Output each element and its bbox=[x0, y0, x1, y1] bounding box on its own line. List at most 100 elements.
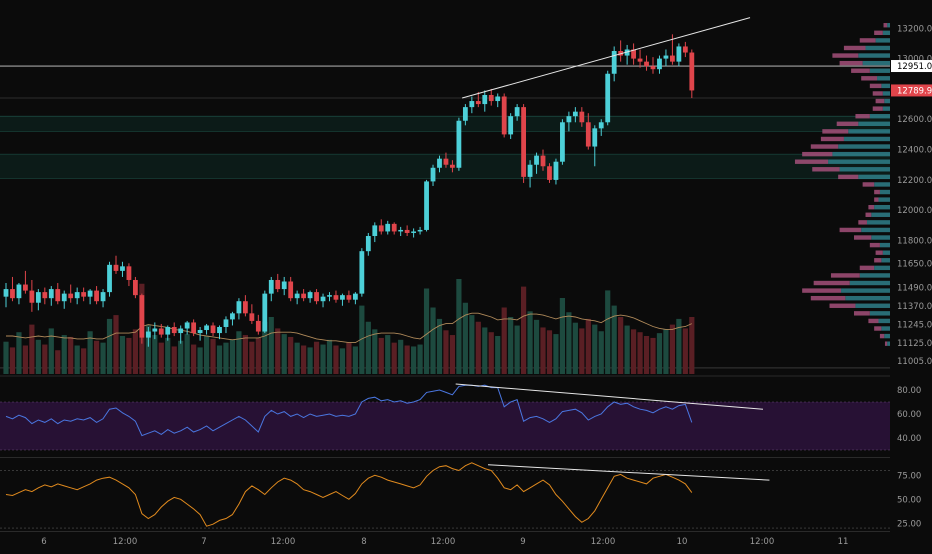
volume-profile-bar bbox=[874, 326, 882, 331]
candle-body bbox=[81, 292, 87, 297]
rsi-trendline bbox=[455, 383, 764, 410]
volume-bar bbox=[42, 344, 48, 374]
volume-profile-bar bbox=[858, 174, 890, 180]
volume-bar bbox=[669, 324, 676, 374]
candle-body bbox=[424, 181, 429, 230]
volume-bar bbox=[87, 331, 93, 374]
volume-profile-bar bbox=[879, 242, 890, 248]
price-tick-label: 13200.00 bbox=[897, 24, 932, 34]
volume-profile-bar bbox=[875, 38, 890, 43]
candle-body bbox=[152, 328, 158, 332]
volume-bar bbox=[22, 345, 29, 374]
volume-bar bbox=[605, 290, 611, 374]
candle-body bbox=[352, 293, 358, 300]
volume-bar bbox=[313, 341, 320, 374]
rsi-band bbox=[0, 402, 890, 450]
volume-bar bbox=[404, 345, 410, 374]
candle-body bbox=[670, 55, 675, 62]
volume-bar bbox=[16, 332, 22, 374]
volume-bar bbox=[326, 339, 333, 374]
candle-body bbox=[462, 107, 468, 121]
candle-body bbox=[540, 155, 546, 167]
volume-bar bbox=[145, 324, 151, 374]
candle-body bbox=[488, 94, 494, 102]
volume-profile-bar bbox=[884, 98, 890, 104]
volume-profile-bar bbox=[866, 220, 890, 225]
candle-body bbox=[650, 66, 656, 70]
volume-bar bbox=[55, 350, 61, 374]
candle-body bbox=[495, 96, 501, 102]
volume-profile-bar bbox=[812, 167, 840, 172]
volume-bar bbox=[630, 329, 637, 374]
time-tick-label: 12:00 bbox=[113, 537, 138, 547]
volume-bar bbox=[488, 332, 494, 374]
volume-bar bbox=[618, 317, 624, 374]
volume-bar bbox=[320, 344, 326, 374]
volume-bar bbox=[216, 345, 223, 374]
candle-body bbox=[682, 46, 688, 53]
candle-body bbox=[404, 229, 410, 233]
candle-body bbox=[385, 223, 391, 232]
volume-bar bbox=[249, 341, 255, 374]
volume-bar bbox=[165, 337, 171, 374]
volume-profile-bar bbox=[862, 182, 875, 187]
price-tick-label: 12000.00 bbox=[897, 206, 932, 216]
candle-body bbox=[372, 225, 378, 237]
candle-body bbox=[281, 281, 287, 290]
volume-bar bbox=[469, 315, 475, 374]
volume-bar bbox=[462, 302, 468, 374]
volume-profile-bar bbox=[882, 106, 890, 111]
volume-profile-bar bbox=[859, 273, 890, 278]
candle-body bbox=[314, 292, 319, 302]
candle-body bbox=[107, 264, 112, 293]
volume-bar bbox=[430, 307, 436, 374]
stochastic-tick-label: 75.00 bbox=[897, 471, 921, 481]
volume-bar bbox=[676, 318, 682, 374]
volume-profile-bar bbox=[879, 189, 890, 195]
current-price-tag bbox=[891, 84, 932, 97]
candle-body bbox=[624, 49, 630, 56]
volume-profile-bar bbox=[802, 151, 833, 157]
volume-profile-bar bbox=[820, 136, 844, 142]
volume-bar bbox=[113, 315, 119, 374]
volume-profile-bar bbox=[794, 159, 829, 164]
volume-bar bbox=[35, 339, 41, 374]
volume-profile-bar bbox=[882, 250, 890, 255]
stochastic-pane bbox=[0, 462, 890, 529]
volume-profile-bar bbox=[883, 23, 888, 28]
volume-bar bbox=[268, 317, 274, 374]
candle-body bbox=[644, 61, 649, 67]
volume-bar bbox=[624, 325, 630, 374]
volume-bar bbox=[637, 332, 643, 374]
volume-bar bbox=[411, 346, 417, 374]
price-tick-label: 11650.00 bbox=[897, 259, 932, 269]
candle-body bbox=[307, 292, 313, 299]
candle-body bbox=[346, 295, 352, 300]
volume-profile-bar bbox=[810, 295, 846, 301]
volume-profile-bar bbox=[882, 30, 890, 36]
volume-profile-bar bbox=[875, 250, 883, 255]
volume-profile-bar bbox=[872, 106, 883, 111]
volume-profile-bar bbox=[832, 151, 890, 157]
time-axis: 6 12:00 7 12:00 8 12:00 9 12:00 10 12:00 11 bbox=[41, 537, 848, 547]
candle-body bbox=[475, 101, 481, 105]
volume-bar bbox=[203, 336, 210, 374]
current-price-label: 12789.93 bbox=[897, 86, 932, 96]
volume-profile-bar bbox=[879, 333, 885, 339]
candle-body bbox=[255, 320, 261, 332]
candle-body bbox=[35, 292, 41, 303]
volume-profile-bar bbox=[839, 227, 862, 233]
candle-body bbox=[391, 223, 397, 232]
candle-body bbox=[217, 326, 222, 334]
volume-bar bbox=[339, 348, 346, 374]
volume-profile-bar bbox=[843, 45, 866, 51]
candle-body bbox=[605, 73, 611, 123]
candle-body bbox=[249, 313, 255, 321]
support-zone bbox=[0, 116, 890, 132]
volume-profile-bar bbox=[861, 227, 890, 233]
volume-profile-bar bbox=[858, 53, 890, 58]
volume-profile-bar bbox=[877, 76, 890, 81]
candle-body bbox=[3, 289, 9, 297]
----------------
Problem description -> Please rewrite every line of the records above as a JSON list of strings, one string per line, skipping blank lines. Leave the pictures out of the list.

Reply to the task ->
[
  "Output each element and its bbox=[x0, y0, x1, y1] bounding box on its own line. List at most 100 elements.",
  "volume-profile-bar bbox=[874, 326, 882, 331]",
  "candle-body bbox=[81, 292, 87, 297]",
  "rsi-trendline bbox=[455, 383, 764, 410]",
  "volume-bar bbox=[42, 344, 48, 374]",
  "volume-profile-bar bbox=[858, 174, 890, 180]",
  "volume-bar bbox=[669, 324, 676, 374]",
  "candle-body bbox=[424, 181, 429, 230]",
  "volume-bar bbox=[87, 331, 93, 374]",
  "volume-profile-bar bbox=[879, 242, 890, 248]",
  "price-tick-label: 13200.00 bbox=[897, 24, 932, 34]",
  "volume-profile-bar bbox=[875, 38, 890, 43]",
  "candle-body bbox=[152, 328, 158, 332]",
  "volume-bar bbox=[22, 345, 29, 374]",
  "volume-bar bbox=[605, 290, 611, 374]",
  "candle-body bbox=[352, 293, 358, 300]",
  "volume-bar bbox=[313, 341, 320, 374]",
  "rsi-band bbox=[0, 402, 890, 450]",
  "volume-bar bbox=[404, 345, 410, 374]",
  "candle-body bbox=[670, 55, 675, 62]",
  "volume-bar bbox=[16, 332, 22, 374]",
  "volume-bar bbox=[326, 339, 333, 374]",
  "candle-body bbox=[462, 107, 468, 121]",
  "candle-body bbox=[540, 155, 546, 167]",
  "volume-bar bbox=[145, 324, 151, 374]",
  "candle-body bbox=[488, 94, 494, 102]",
  "volume-profile-bar bbox=[884, 98, 890, 104]",
  "volume-profile-bar bbox=[866, 220, 890, 225]",
  "candle-body bbox=[650, 66, 656, 70]",
  "volume-bar bbox=[55, 350, 61, 374]",
  "candle-body bbox=[495, 96, 501, 102]",
  "volume-profile-bar bbox=[812, 167, 840, 172]",
  "volume-bar bbox=[630, 329, 637, 374]",
  "time-tick-label: 12:00 bbox=[113, 537, 138, 547]",
  "volume-bar bbox=[488, 332, 494, 374]",
  "volume-bar bbox=[618, 317, 624, 374]",
  "volume-bar bbox=[320, 344, 326, 374]",
  "volume-bar bbox=[216, 345, 223, 374]",
  "candle-body bbox=[682, 46, 688, 53]",
  "candle-body bbox=[404, 229, 410, 233]",
  "candle-body bbox=[385, 223, 391, 232]",
  "volume-bar bbox=[249, 341, 255, 374]",
  "volume-bar bbox=[165, 337, 171, 374]",
  "volume-profile-bar bbox=[862, 182, 875, 187]",
  "price-tick-label: 12000.00 bbox=[897, 206, 932, 216]",
  "candle-body bbox=[372, 225, 378, 237]",
  "candle-body bbox=[281, 281, 287, 290]",
  "volume-bar bbox=[469, 315, 475, 374]",
  "volume-bar bbox=[462, 302, 468, 374]",
  "volume-profile-bar bbox=[882, 106, 890, 111]",
  "volume-profile-bar bbox=[859, 273, 890, 278]",
  "candle-body bbox=[314, 292, 319, 302]",
  "candle-body bbox=[107, 264, 112, 293]",
  "volume-bar bbox=[430, 307, 436, 374]",
  "stochastic-tick-label: 75.00 bbox=[897, 471, 921, 481]",
  "volume-bar bbox=[676, 318, 682, 374]",
  "volume-profile-bar bbox=[879, 189, 890, 195]",
  "current-price-tag bbox=[891, 84, 932, 97]",
  "candle-body bbox=[624, 49, 630, 56]",
  "volume-profile-bar bbox=[802, 151, 833, 157]",
  "volume-profile-bar bbox=[820, 136, 844, 142]",
  "volume-bar bbox=[113, 315, 119, 374]",
  "volume-profile-bar bbox=[794, 159, 829, 164]",
  "volume-bar bbox=[35, 339, 41, 374]",
  "volume-profile-bar bbox=[882, 250, 890, 255]",
  "stochastic-pane bbox=[0, 462, 890, 529]",
  "volume-profile-bar bbox=[883, 23, 888, 28]",
  "volume-bar bbox=[268, 317, 274, 374]",
  "candle-body bbox=[644, 61, 649, 67]",
  "volume-bar bbox=[624, 325, 630, 374]",
  "volume-bar bbox=[637, 332, 643, 374]",
  "volume-bar bbox=[411, 346, 417, 374]",
  "price-tick-label: 11650.00 bbox=[897, 259, 932, 269]",
  "candle-body bbox=[307, 292, 313, 299]",
  "candle-body bbox=[346, 295, 352, 300]",
  "volume-profile-bar bbox=[810, 295, 846, 301]",
  "volume-profile-bar bbox=[882, 30, 890, 36]",
  "volume-profile-bar bbox=[875, 250, 883, 255]",
  "volume-profile-bar bbox=[872, 106, 883, 111]",
  "volume-profile-bar bbox=[832, 151, 890, 157]",
  "time-axis: 6 12:00 7 12:00 8 12:00 9 12:00 10 12:00 11 bbox=[41, 537, 848, 547]",
  "candle-body bbox=[475, 101, 481, 105]",
  "volume-bar bbox=[203, 336, 210, 374]",
  "current-price-label: 12789.93 bbox=[897, 86, 932, 96]",
  "volume-profile-bar bbox=[879, 333, 885, 339]",
  "candle-body bbox=[255, 320, 261, 332]",
  "candle-body bbox=[35, 292, 41, 303]",
  "volume-profile-bar bbox=[839, 227, 862, 233]",
  "candle-body bbox=[391, 223, 397, 232]",
  "candle-body bbox=[217, 326, 222, 334]",
  "volume-bar bbox=[339, 348, 346, 374]",
  "volume-profile-bar bbox=[843, 45, 866, 51]",
  "candle-body bbox=[605, 73, 611, 123]",
  "candle-body bbox=[249, 313, 255, 321]",
  "support-zone bbox=[0, 116, 890, 132]",
  "volume-profile-bar bbox=[861, 227, 890, 233]",
  "volume-profile-bar bbox=[858, 53, 890, 58]",
  "volume-profile-bar bbox=[877, 76, 890, 81]",
  "candle-body bbox=[3, 289, 9, 297]"
]